Short problem:
Would you write out the entries below, every one of them, exactly?

Given data:
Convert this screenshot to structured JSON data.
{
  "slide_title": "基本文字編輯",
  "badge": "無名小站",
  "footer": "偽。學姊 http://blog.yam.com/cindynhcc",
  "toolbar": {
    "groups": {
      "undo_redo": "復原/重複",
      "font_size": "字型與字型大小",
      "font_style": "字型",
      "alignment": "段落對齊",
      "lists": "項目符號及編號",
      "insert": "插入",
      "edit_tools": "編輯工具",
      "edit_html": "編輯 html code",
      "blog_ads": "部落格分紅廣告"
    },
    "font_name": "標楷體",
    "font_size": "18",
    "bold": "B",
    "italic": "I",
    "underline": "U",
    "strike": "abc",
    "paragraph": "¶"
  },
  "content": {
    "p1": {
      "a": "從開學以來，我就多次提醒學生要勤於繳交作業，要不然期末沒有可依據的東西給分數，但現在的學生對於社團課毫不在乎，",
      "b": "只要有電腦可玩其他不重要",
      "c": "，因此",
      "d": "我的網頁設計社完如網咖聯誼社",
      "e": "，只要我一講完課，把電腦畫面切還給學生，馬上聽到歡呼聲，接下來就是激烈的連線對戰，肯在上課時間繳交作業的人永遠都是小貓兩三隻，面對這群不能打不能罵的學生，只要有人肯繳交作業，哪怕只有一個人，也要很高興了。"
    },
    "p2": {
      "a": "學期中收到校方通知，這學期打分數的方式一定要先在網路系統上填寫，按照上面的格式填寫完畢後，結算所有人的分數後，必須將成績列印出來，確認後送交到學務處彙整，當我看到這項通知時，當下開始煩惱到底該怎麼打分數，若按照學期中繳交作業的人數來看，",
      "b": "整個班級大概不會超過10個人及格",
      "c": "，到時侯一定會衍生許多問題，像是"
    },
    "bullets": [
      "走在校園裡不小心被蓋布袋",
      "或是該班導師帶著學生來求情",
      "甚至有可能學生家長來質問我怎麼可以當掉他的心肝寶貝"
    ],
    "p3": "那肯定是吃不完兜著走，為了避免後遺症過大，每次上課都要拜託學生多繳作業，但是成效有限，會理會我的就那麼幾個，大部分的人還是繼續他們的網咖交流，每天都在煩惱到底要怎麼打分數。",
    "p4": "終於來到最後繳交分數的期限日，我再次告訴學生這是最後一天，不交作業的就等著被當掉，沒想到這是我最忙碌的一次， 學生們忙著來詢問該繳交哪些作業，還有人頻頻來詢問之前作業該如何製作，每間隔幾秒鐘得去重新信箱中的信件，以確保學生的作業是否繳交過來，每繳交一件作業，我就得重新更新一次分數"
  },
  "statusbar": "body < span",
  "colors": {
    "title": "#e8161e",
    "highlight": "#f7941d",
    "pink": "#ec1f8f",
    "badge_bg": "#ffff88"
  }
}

Final result:
Convert this screenshot to structured JSON data.
{
  "slide_title": "基本文字編輯",
  "badge": "無名小站",
  "footer": "偽。學姊 http://blog.yam.com/cindynhcc",
  "toolbar": {
    "groups": {
      "undo_redo": "復原/重複",
      "font_size": "字型與字型大小",
      "font_style": "字型",
      "alignment": "段落對齊",
      "lists": "項目符號及編號",
      "insert": "插入",
      "edit_tools": "編輯工具",
      "edit_html": "編輯 html code",
      "blog_ads": "部落格分紅廣告"
    },
    "font_name": "標楷體",
    "font_size": "18",
    "bold": "B",
    "italic": "I",
    "underline": "U",
    "strike": "abc",
    "paragraph": "¶"
  },
  "content": {
    "p1": {
      "a": "從開學以來，我就多次提醒學生要勤於繳交作業，要不然期末沒有可依據的東西給分數，但現在的學生對於社團課毫不在乎，",
      "b": "只要有電腦可玩其他不重要",
      "c": "，因此",
      "d": "我的網頁設計社完如網咖聯誼社",
      "e": "，只要我一講完課，把電腦畫面切還給學生，馬上聽到歡呼聲，接下來就是激烈的連線對戰，肯在上課時間繳交作業的人永遠都是小貓兩三隻，面對這群不能打不能罵的學生，只要有人肯繳交作業，哪怕只有一個人，也要很高興了。"
    },
    "p2": {
      "a": "學期中收到校方通知，這學期打分數的方式一定要先在網路系統上填寫，按照上面的格式填寫完畢後，結算所有人的分數後，必須將成績列印出來，確認後送交到學務處彙整，當我看到這項通知時，當下開始煩惱到底該怎麼打分數，若按照學期中繳交作業的人數來看，",
      "b": "整個班級大概不會超過10個人及格",
      "c": "，到時侯一定會衍生許多問題，像是"
    },
    "bullets": [
      "走在校園裡不小心被蓋布袋",
      "或是該班導師帶著學生來求情",
      "甚至有可能學生家長來質問我怎麼可以當掉他的心肝寶貝"
    ],
    "p3": "那肯定是吃不完兜著走，為了避免後遺症過大，每次上課都要拜託學生多繳作業，但是成效有限，會理會我的就那麼幾個，大部分的人還是繼續他們的網咖交流，每天都在煩惱到底要怎麼打分數。",
    "p4": "終於來到最後繳交分數的期限日，我再次告訴學生這是最後一天，不交作業的就等著被當掉，沒想到這是我最忙碌的一次， 學生們忙著來詢問該繳交哪些作業，還有人頻頻來詢問之前作業該如何製作，每間隔幾秒鐘得去重新信箱中的信件，以確保學生的作業是否繳交過來，每繳交一件作業，我就得重新更新一次分數"
  },
  "statusbar": "body < span",
  "colors": {
    "title": "#e8161e",
    "highlight": "#f7941d",
    "pink": "#ec1f8f",
    "badge_bg": "#ffff88"
  }
}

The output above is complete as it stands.